■ Given request:
Select all lines with the string "salinity" in them, and copy those lines.

═════ Extracted records

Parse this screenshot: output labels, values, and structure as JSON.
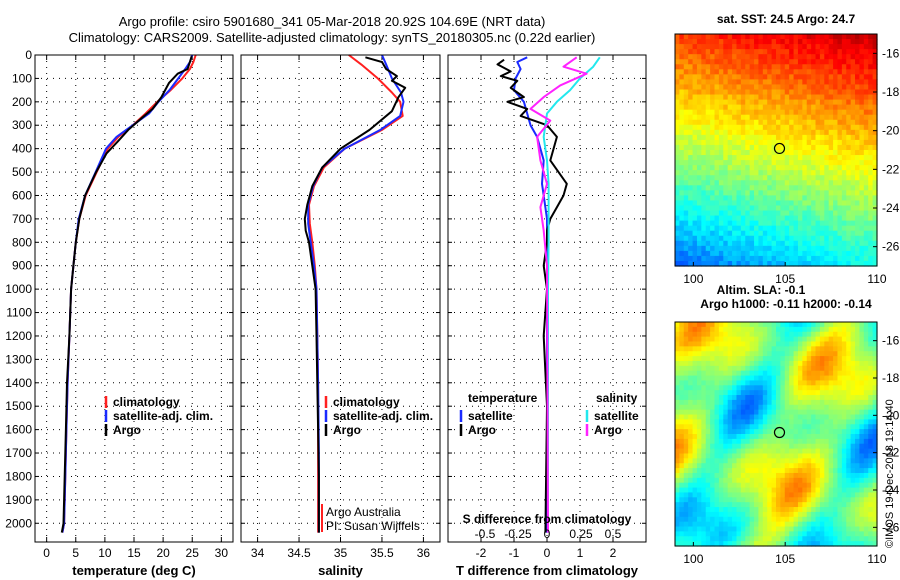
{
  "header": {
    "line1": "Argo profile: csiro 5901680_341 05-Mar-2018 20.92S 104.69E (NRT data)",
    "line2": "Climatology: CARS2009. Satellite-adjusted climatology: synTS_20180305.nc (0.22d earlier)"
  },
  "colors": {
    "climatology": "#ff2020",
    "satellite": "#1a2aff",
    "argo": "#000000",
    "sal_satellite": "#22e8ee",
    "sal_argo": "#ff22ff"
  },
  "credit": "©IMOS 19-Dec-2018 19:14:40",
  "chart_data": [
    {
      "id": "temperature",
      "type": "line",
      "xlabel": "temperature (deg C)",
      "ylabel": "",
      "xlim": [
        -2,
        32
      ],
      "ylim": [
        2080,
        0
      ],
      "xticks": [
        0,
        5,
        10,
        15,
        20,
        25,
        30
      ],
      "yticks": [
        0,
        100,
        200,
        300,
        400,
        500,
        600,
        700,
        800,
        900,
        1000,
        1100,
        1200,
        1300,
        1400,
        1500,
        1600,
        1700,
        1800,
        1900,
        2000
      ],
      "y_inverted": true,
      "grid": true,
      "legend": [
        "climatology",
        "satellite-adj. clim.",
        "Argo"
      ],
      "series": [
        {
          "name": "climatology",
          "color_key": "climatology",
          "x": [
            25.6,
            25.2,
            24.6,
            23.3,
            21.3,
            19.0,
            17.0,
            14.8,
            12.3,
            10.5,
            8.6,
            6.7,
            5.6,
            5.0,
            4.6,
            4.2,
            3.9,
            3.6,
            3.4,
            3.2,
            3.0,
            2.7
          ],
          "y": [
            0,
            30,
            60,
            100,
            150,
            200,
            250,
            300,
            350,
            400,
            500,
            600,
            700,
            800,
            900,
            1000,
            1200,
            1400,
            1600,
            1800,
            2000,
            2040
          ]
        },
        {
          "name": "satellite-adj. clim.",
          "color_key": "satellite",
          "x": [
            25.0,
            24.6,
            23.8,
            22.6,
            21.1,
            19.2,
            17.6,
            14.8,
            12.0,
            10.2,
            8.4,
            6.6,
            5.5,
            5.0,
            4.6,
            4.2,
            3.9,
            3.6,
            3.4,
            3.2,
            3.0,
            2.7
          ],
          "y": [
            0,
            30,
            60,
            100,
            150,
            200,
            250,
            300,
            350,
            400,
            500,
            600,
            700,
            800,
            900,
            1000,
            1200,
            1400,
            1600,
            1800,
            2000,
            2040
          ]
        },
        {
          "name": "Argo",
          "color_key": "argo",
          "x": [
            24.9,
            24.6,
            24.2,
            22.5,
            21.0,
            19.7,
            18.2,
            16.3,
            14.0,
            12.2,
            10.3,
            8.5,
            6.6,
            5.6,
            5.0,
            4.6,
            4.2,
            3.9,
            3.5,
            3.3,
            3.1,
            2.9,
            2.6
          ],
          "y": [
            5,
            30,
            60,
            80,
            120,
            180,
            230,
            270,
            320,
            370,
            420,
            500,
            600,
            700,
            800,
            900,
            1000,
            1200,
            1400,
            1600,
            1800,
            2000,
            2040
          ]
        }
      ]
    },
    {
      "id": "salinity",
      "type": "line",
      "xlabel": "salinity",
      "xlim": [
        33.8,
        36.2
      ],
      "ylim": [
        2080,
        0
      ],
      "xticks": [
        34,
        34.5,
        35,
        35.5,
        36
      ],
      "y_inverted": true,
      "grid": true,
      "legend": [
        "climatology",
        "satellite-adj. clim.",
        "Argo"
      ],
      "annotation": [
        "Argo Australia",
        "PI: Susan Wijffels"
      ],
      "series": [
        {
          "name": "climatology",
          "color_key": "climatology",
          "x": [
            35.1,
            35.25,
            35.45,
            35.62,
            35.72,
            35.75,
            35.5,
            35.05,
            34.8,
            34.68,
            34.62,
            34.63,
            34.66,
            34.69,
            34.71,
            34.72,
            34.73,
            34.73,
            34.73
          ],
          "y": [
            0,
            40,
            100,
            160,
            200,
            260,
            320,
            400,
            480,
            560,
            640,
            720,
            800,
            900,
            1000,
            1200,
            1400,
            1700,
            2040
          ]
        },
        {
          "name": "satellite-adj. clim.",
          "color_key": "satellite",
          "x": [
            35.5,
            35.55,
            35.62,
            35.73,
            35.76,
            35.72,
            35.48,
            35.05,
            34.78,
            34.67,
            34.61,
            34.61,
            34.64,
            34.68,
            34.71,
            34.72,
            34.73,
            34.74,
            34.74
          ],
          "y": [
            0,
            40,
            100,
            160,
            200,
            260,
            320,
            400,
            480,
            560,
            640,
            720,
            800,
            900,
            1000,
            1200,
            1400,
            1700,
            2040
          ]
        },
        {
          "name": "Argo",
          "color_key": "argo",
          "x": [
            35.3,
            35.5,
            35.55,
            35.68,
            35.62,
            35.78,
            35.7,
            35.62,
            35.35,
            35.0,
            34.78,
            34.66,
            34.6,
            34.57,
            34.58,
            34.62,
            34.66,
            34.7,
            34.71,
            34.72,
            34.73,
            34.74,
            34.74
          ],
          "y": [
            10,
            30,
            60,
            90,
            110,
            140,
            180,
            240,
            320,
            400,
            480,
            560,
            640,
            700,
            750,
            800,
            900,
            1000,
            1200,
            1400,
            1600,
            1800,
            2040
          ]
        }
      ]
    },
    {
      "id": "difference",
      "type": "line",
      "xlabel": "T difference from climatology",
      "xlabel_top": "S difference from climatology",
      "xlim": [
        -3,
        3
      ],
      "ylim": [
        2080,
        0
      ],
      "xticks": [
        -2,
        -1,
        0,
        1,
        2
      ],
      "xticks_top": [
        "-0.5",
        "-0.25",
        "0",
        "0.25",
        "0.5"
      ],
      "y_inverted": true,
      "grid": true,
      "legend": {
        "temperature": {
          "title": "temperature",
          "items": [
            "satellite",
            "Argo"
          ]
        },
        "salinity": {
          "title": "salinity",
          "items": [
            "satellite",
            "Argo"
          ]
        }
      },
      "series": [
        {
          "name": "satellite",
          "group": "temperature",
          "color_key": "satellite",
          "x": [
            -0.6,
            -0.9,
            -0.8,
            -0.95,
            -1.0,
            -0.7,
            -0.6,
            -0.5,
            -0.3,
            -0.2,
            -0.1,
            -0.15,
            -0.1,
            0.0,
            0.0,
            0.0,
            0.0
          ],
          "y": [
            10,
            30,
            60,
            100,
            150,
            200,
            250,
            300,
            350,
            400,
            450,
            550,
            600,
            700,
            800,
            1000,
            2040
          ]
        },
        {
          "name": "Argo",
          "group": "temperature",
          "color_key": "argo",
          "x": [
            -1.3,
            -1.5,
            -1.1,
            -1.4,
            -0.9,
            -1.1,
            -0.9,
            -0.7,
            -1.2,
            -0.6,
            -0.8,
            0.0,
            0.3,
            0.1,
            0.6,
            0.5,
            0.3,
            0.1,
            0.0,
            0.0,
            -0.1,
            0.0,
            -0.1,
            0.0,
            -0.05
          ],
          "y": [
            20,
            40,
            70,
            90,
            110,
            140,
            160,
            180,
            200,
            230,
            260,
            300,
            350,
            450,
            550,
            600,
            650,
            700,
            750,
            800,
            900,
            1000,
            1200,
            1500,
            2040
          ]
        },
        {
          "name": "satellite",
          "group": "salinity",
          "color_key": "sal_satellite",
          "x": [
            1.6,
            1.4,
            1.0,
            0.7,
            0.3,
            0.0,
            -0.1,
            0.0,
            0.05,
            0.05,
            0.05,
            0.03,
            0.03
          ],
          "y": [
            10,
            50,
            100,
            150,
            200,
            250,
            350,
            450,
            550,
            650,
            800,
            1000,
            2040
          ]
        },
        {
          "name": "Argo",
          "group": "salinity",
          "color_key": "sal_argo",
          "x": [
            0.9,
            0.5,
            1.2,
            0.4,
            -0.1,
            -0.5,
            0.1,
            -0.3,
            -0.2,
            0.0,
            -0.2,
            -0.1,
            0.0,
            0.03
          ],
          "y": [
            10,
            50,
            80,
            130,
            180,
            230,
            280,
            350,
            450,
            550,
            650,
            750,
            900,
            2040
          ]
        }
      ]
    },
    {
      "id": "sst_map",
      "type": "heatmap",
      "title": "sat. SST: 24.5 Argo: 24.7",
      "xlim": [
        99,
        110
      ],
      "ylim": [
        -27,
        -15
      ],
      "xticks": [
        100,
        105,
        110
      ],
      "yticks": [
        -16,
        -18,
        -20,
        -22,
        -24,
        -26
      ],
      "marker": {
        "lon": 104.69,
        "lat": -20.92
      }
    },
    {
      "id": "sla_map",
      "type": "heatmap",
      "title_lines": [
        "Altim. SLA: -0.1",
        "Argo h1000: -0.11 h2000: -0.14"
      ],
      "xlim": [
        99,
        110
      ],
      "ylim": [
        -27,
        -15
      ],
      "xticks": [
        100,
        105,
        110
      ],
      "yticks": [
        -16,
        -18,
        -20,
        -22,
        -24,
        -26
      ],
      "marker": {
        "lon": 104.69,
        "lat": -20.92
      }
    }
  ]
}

══════════

■ Answer in full:
      "id": "salinity",
      "xlabel": "salinity",
        "salinity": {
          "title": "salinity",
          "group": "salinity",
          "group": "salinity",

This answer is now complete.